(Written instruction): Scan the lines below for "this"; report the number of lines that contain it, and only that.
═════ Information provided
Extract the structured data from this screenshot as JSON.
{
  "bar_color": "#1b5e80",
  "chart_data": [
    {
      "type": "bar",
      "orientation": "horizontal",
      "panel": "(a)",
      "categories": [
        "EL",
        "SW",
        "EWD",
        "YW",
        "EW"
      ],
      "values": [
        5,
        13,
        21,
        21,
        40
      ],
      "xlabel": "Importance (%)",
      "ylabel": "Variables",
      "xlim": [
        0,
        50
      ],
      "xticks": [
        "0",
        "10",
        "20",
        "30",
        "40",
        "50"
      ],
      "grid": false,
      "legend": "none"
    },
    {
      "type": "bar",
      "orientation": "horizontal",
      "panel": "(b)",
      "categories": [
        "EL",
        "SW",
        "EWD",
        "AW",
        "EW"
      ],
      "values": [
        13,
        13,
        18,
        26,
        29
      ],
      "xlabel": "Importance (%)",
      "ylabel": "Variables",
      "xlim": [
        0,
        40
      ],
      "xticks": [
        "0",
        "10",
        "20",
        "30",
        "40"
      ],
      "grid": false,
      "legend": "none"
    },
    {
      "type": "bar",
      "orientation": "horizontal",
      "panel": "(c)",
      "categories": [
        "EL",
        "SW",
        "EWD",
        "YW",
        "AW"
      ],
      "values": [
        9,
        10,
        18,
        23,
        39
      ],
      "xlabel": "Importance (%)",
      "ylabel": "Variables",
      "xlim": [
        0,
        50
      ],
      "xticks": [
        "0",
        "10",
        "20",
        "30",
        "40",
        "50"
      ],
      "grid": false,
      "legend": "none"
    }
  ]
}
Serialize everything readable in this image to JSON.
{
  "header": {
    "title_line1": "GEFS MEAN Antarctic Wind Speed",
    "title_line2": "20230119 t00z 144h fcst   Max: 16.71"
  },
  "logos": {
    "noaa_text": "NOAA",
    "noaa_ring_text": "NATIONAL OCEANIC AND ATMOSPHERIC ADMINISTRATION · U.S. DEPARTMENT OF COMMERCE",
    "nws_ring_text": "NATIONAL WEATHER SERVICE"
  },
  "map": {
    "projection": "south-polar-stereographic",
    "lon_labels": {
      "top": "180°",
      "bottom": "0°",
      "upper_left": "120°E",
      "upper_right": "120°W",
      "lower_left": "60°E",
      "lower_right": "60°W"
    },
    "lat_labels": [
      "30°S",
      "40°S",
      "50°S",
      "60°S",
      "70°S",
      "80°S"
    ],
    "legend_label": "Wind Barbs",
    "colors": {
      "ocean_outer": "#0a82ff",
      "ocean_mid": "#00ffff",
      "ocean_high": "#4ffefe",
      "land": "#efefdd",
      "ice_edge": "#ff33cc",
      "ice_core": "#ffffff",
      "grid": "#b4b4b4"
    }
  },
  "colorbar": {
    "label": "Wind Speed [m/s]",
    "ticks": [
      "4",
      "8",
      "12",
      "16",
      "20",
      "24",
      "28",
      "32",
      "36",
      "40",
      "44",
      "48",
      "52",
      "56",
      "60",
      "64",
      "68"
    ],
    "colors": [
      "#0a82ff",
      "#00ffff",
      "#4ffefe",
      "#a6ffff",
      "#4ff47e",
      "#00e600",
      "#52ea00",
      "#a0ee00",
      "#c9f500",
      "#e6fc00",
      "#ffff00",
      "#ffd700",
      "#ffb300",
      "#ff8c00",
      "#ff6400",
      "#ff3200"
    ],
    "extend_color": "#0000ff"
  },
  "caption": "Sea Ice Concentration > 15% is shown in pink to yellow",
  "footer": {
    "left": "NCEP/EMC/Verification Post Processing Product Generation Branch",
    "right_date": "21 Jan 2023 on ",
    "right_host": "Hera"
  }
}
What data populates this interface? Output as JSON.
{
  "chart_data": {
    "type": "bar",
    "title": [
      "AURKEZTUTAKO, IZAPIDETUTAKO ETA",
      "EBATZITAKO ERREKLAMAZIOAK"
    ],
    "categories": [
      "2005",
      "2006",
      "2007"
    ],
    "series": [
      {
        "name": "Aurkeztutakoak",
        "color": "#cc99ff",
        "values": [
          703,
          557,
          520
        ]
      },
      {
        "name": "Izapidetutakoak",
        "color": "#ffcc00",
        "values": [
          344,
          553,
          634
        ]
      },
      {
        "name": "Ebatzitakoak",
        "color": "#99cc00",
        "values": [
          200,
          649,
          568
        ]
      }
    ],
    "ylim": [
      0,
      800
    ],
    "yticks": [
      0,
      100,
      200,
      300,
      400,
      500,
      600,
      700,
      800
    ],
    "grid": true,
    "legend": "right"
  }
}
══════════
(Exercise output): 3